(Extracted records)
※

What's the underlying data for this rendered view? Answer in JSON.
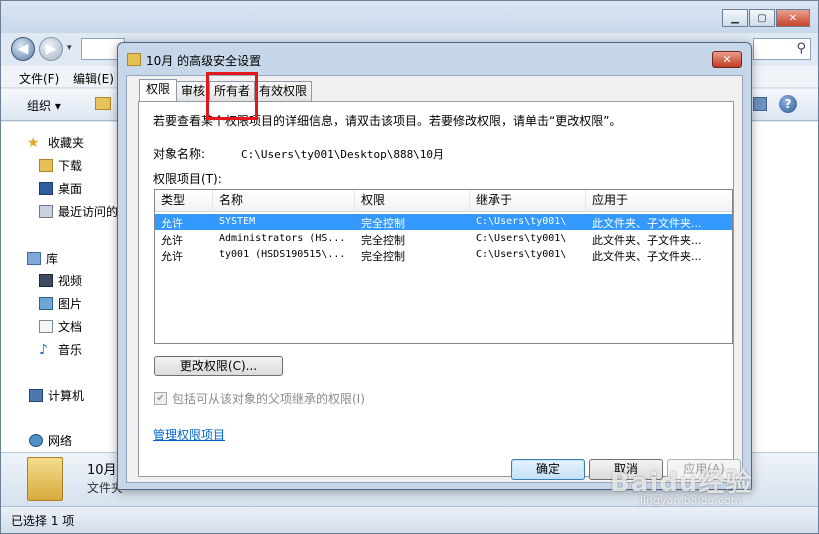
{
  "explorer": {
    "menu": [
      "文件(F)",
      "编辑(E)"
    ],
    "toolbar": {
      "organize": "组织 ▾"
    },
    "nav": {
      "favorites": "收藏夹",
      "downloads": "下载",
      "desktop": "桌面",
      "recent": "最近访问的",
      "libraries": "库",
      "videos": "视频",
      "pictures": "图片",
      "documents": "文档",
      "music": "音乐",
      "computer": "计算机",
      "network": "网络"
    },
    "details": {
      "name": "10月",
      "type": "文件夹"
    },
    "status": "已选择 1 项"
  },
  "dialog": {
    "title": "10月 的高级安全设置",
    "tabs": [
      {
        "label": "权限",
        "active": true
      },
      {
        "label": "审核",
        "active": false
      },
      {
        "label": "所有者",
        "active": false,
        "highlighted": true
      },
      {
        "label": "有效权限",
        "active": false
      }
    ],
    "info_text": "若要查看某个权限项目的详细信息，请双击该项目。若要修改权限，请单击“更改权限”。",
    "object_label": "对象名称:",
    "object_value": "C:\\Users\\ty001\\Desktop\\888\\10月",
    "entries_label": "权限项目(T):",
    "table": {
      "headers": [
        "类型",
        "名称",
        "权限",
        "继承于",
        "应用于"
      ],
      "rows": [
        [
          "允许",
          "SYSTEM",
          "完全控制",
          "C:\\Users\\ty001\\",
          "此文件夹、子文件夹..."
        ],
        [
          "允许",
          "Administrators (HS...",
          "完全控制",
          "C:\\Users\\ty001\\",
          "此文件夹、子文件夹..."
        ],
        [
          "允许",
          "ty001 (HSDS190515\\...",
          "完全控制",
          "C:\\Users\\ty001\\",
          "此文件夹、子文件夹..."
        ]
      ],
      "selected_row": 0
    },
    "change_button": "更改权限(C)...",
    "inherit_checkbox": {
      "label": "包括可从该对象的父项继承的权限(I)",
      "checked": true,
      "disabled": true
    },
    "manage_link": "管理权限项目",
    "buttons": {
      "ok": "确定",
      "cancel": "取消",
      "apply": "应用(A)"
    }
  },
  "watermark": {
    "main": "Baidu经验",
    "sub": "jingyan.baidu.com"
  },
  "colors": {
    "selection": "#3399ff",
    "highlight_box": "#e3161c",
    "link": "#0066cc"
  }
}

※

* What is expected *
Copy all lines of the material above where the string "active" occurs.

* Task answer *
        "active": true
        "active": false
        "active": false,
        "active": false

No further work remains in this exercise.